▸ Your task:
Reproduce each line bearing the word "through".

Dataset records
==*==

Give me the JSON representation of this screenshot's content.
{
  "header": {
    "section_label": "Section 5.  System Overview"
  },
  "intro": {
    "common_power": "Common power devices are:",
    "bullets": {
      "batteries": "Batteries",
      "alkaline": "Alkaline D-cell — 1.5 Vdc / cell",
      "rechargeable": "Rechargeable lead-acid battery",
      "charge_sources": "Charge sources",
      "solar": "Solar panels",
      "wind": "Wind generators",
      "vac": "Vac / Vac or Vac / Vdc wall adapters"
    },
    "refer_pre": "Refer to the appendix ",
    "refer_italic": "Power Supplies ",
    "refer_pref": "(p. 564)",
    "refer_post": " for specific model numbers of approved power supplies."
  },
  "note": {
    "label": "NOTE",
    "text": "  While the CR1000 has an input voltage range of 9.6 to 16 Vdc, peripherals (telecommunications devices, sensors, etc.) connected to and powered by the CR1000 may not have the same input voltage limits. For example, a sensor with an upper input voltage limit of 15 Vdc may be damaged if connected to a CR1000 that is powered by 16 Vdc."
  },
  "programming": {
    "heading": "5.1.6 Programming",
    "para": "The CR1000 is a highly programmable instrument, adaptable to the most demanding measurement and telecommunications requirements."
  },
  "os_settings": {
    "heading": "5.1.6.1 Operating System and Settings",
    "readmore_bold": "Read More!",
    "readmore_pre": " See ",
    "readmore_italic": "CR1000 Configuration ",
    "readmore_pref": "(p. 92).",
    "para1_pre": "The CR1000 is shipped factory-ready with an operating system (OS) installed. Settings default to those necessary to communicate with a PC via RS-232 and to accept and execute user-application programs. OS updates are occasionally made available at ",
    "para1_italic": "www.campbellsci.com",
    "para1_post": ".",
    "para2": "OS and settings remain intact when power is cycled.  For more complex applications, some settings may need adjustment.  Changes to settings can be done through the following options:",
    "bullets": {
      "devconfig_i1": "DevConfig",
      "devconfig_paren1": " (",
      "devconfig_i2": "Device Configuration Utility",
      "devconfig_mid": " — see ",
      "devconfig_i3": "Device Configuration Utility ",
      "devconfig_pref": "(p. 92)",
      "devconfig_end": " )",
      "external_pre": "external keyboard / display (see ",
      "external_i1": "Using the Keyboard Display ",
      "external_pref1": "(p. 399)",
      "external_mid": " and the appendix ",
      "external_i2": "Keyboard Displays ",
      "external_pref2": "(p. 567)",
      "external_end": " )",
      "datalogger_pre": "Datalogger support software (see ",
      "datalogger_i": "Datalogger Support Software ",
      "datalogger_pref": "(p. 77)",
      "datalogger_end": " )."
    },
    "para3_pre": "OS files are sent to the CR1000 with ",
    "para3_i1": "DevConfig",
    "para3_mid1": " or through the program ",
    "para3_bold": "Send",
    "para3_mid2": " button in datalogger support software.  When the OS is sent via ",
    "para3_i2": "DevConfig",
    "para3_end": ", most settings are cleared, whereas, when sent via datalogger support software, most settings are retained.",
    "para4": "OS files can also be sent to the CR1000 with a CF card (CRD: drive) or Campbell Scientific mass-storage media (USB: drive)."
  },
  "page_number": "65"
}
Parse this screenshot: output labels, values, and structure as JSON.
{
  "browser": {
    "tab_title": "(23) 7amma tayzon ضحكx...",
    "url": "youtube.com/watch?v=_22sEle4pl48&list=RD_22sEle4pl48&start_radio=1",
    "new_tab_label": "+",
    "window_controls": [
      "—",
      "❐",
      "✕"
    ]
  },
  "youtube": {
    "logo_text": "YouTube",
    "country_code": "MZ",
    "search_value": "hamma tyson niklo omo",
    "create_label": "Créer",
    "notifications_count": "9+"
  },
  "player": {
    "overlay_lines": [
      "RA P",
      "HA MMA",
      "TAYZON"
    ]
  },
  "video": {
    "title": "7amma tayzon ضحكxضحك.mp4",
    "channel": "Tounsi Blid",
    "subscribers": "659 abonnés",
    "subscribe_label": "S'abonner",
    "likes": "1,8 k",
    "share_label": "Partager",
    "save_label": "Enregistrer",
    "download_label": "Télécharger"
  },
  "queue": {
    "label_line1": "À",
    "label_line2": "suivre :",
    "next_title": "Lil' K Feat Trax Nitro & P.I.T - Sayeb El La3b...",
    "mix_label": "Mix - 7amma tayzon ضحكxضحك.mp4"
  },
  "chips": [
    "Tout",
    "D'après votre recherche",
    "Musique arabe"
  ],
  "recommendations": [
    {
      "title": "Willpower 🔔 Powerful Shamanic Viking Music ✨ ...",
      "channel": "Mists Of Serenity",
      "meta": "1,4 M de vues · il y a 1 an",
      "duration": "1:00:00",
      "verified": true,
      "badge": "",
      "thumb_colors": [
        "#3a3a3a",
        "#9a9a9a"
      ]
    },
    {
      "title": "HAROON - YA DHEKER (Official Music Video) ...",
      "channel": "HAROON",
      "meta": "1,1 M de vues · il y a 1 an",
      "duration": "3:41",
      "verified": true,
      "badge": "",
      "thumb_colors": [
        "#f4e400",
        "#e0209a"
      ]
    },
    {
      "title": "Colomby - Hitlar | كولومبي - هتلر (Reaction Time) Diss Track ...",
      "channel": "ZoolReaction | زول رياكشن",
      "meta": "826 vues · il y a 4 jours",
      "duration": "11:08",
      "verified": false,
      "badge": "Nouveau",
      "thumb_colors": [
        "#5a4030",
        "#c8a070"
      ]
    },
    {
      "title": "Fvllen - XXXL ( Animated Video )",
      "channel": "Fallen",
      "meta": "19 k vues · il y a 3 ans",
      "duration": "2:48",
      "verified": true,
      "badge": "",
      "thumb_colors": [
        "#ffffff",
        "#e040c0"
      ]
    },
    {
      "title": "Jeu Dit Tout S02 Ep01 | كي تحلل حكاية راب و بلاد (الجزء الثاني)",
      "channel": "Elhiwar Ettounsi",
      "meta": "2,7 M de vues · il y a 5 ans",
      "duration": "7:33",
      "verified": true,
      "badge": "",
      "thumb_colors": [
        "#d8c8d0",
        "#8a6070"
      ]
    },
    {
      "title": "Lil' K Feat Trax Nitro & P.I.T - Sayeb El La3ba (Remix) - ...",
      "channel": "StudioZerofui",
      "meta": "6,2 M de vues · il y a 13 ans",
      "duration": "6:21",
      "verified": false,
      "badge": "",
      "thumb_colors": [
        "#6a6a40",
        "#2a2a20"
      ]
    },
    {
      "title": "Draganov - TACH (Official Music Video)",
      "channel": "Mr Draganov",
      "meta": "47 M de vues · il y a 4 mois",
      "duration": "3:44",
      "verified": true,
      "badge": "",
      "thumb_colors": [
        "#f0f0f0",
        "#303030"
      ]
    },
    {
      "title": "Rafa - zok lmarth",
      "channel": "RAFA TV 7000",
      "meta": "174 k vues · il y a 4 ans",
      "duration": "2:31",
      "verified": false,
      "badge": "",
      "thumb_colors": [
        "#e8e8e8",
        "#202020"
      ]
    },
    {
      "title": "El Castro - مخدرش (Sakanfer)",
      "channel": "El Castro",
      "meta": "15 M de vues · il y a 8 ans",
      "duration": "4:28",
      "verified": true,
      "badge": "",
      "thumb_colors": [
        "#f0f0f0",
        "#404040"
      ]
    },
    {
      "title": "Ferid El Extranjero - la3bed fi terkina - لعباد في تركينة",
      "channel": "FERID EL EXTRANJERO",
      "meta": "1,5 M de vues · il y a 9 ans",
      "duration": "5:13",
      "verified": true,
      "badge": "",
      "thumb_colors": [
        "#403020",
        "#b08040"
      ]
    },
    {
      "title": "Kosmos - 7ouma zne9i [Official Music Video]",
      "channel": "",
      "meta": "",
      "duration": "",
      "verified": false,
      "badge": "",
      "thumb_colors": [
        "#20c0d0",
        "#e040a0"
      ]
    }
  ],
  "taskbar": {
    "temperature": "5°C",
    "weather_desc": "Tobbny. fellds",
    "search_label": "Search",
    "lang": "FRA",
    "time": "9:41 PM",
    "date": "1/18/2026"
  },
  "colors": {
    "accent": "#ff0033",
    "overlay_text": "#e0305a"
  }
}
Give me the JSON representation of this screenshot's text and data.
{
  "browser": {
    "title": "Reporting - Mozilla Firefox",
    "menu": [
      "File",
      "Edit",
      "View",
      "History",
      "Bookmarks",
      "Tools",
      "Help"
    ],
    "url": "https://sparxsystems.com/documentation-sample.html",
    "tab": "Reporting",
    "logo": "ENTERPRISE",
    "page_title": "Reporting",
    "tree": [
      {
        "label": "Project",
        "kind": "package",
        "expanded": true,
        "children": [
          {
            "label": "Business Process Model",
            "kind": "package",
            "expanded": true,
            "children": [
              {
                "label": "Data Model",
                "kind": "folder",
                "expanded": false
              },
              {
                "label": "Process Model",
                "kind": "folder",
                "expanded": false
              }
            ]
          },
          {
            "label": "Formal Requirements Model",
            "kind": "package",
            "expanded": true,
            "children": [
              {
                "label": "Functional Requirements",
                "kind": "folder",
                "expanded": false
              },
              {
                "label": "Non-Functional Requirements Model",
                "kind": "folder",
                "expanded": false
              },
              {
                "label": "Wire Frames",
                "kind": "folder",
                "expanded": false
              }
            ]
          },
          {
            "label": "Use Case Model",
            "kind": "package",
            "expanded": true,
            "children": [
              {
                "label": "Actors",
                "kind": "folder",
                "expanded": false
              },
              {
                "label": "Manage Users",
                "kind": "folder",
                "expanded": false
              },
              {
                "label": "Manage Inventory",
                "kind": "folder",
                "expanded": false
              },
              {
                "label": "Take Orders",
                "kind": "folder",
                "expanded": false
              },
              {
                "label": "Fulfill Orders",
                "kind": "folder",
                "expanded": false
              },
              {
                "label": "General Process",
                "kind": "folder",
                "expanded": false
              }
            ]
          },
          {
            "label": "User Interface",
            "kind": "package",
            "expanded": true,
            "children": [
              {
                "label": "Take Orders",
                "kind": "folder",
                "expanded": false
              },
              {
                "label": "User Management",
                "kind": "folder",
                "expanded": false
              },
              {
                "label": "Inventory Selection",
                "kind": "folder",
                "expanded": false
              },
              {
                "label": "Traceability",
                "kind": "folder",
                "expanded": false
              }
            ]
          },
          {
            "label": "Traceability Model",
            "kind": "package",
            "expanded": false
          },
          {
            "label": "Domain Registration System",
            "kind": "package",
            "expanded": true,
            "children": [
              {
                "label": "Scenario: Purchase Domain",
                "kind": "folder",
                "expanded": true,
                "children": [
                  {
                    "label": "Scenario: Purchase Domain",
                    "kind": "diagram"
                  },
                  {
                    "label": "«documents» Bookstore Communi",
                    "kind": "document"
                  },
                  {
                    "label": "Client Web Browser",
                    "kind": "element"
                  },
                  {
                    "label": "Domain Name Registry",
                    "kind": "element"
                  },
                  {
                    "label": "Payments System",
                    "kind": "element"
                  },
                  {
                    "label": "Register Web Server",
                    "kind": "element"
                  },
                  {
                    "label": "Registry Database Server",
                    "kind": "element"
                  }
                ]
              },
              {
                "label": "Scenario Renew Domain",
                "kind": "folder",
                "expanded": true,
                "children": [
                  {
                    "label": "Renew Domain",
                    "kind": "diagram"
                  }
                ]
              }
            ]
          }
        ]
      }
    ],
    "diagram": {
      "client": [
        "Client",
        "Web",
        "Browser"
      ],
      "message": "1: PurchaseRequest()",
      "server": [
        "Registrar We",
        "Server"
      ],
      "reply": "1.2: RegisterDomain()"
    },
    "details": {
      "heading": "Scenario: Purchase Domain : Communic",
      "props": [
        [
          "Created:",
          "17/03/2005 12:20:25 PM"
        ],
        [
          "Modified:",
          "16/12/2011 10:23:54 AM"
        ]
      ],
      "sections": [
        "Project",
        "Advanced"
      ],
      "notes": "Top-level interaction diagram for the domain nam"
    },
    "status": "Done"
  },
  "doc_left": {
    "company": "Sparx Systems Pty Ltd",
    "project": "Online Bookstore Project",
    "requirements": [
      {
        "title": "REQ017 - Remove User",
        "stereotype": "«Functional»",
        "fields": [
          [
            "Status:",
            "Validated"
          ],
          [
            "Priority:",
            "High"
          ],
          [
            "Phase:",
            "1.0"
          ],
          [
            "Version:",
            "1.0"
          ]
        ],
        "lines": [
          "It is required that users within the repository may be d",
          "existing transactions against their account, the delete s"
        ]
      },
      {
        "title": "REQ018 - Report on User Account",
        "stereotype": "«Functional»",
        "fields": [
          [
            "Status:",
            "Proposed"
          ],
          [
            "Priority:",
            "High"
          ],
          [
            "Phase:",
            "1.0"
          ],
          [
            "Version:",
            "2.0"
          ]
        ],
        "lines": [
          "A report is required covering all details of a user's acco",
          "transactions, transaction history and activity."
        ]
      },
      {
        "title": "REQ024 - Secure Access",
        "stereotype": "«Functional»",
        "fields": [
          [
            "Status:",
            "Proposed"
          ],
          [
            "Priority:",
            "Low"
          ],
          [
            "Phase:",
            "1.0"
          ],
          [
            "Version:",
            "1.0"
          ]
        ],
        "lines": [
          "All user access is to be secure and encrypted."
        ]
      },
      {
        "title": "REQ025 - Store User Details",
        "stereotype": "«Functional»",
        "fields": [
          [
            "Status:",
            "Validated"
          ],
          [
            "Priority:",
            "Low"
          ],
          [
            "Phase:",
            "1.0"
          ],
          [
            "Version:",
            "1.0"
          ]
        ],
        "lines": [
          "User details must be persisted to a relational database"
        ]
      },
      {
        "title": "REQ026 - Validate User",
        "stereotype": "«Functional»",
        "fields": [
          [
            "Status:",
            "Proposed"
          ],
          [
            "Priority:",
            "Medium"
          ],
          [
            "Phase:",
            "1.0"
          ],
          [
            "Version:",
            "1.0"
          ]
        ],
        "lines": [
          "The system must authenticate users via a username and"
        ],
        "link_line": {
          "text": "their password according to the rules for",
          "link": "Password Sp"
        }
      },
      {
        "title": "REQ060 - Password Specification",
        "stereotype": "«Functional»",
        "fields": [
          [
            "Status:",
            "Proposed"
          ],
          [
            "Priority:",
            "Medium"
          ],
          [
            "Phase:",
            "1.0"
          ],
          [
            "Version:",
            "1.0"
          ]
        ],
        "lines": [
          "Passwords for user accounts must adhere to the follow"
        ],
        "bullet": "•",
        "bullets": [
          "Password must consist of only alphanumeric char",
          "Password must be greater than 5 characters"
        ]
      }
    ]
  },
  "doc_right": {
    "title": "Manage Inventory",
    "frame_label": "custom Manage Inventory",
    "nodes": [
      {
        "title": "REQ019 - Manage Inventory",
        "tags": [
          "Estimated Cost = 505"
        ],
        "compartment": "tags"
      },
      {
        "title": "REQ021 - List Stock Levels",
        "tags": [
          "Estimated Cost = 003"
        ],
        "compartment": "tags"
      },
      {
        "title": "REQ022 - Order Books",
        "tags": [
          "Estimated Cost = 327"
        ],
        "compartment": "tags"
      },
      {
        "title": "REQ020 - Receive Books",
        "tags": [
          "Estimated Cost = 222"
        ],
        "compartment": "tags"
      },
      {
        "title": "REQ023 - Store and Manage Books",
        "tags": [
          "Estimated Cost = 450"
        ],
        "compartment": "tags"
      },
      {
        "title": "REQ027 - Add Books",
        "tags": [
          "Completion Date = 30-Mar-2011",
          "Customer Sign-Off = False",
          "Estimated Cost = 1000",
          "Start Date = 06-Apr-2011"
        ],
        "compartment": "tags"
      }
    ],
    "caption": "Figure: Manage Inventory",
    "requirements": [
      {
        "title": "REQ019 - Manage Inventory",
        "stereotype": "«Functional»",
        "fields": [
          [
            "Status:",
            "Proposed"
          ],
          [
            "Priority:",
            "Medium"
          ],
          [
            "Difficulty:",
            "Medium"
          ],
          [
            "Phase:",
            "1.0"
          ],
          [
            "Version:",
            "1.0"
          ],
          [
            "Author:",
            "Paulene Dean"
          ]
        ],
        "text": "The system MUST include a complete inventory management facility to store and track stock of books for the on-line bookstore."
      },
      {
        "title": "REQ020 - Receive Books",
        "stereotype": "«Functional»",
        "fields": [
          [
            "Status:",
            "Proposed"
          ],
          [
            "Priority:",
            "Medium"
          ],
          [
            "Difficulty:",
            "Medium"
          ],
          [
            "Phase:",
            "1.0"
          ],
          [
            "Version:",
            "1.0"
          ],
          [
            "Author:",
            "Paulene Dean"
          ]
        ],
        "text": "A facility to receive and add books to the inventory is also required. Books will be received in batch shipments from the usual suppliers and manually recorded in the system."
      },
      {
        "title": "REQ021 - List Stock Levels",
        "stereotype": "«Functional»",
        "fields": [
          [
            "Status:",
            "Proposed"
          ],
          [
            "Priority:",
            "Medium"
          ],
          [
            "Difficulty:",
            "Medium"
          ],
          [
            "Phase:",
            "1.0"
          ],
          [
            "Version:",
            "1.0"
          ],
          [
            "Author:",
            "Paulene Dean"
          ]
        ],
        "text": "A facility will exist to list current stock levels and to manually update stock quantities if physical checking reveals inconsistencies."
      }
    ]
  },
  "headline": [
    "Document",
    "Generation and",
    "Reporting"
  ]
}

==*==

▸ Exercise output:
    "para2": "OS and settings remain intact when power is cycled.  For more complex applications, some settings may need adjustment.  Changes to settings can be done through the following options:",
    "para3_mid1": " or through the program ",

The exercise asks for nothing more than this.